#### Excerpted passage ####
For all the terrible that was my final year at school, this summer was a thousand times worse.

-swegan

Sunday, September 24, 2017

Guess who hasn't written a word of any book since that post lol

You know what I have done? Absolutely nothing! Somehow! Two job interviews, neither of which worked out (but one of which I know for sure was not my fault... the other people just never got back to me ever and sometimes no answer is an answer ya feel)... two prof emails, one of which actually DID work out recently after I thought the prof had left me in the lurch. I finally got the insurance issues with my car sorted out. I ordered winter tires. I refilled my prescriptions. I found out I no longer have health insurance. I now have to pay full price for all my prescriptions. Did you know the birth control patch is $11/patch?

I've read a bunch of books. I mean, not compared to some people I know who read religiously, but compared to what I have managed to read over the past four years it's a lot.
#### Source information ####
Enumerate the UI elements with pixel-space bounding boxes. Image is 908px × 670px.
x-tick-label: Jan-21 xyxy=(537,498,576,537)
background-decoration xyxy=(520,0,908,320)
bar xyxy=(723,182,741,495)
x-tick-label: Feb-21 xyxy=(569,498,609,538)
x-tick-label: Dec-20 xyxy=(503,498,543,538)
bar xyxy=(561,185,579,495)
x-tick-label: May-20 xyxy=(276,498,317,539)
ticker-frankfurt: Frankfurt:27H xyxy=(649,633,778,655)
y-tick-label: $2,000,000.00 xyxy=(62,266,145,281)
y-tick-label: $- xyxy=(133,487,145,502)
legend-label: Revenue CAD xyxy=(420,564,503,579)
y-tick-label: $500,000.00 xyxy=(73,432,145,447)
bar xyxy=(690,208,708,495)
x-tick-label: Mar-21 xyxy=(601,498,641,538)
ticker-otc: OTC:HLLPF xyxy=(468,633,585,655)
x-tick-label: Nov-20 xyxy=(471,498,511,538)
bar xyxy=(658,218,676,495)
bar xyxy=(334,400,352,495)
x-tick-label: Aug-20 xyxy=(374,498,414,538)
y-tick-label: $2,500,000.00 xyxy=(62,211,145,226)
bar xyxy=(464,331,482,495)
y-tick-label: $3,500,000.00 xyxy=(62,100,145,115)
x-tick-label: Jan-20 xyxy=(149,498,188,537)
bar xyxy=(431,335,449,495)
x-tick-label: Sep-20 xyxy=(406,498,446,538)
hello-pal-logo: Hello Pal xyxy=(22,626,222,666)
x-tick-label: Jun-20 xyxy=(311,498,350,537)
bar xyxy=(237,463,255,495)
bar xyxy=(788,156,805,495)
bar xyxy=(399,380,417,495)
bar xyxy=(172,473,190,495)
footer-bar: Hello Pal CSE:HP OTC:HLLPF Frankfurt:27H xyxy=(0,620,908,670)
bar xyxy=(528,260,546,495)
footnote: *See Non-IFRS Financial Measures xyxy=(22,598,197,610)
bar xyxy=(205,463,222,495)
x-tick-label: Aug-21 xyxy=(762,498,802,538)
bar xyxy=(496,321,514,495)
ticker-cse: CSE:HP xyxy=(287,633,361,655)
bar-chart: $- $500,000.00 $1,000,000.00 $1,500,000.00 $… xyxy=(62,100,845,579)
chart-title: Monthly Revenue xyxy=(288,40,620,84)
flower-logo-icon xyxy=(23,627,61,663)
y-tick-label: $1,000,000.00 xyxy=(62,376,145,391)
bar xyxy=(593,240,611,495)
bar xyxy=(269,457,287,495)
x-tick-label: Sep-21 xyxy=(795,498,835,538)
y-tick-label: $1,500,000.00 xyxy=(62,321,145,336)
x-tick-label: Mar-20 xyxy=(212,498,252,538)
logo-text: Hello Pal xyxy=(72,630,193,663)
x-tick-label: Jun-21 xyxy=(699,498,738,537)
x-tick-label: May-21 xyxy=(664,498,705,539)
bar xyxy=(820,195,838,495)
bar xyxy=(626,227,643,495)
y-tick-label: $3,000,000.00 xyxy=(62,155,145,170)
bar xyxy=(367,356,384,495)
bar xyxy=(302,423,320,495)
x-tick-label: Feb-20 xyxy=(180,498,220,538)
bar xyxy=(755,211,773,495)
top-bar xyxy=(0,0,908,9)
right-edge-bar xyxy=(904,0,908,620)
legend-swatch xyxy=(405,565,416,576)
####
### Exercise
Reproduce the part of the passage above, from "I've read a" to "it's a lot.", inclusive, without changing any words.

### Solution to the problem
I've read a bunch of books. I mean, not compared to some people I know who read religiously, but compared to what I have managed to read over the past four years it's a lot.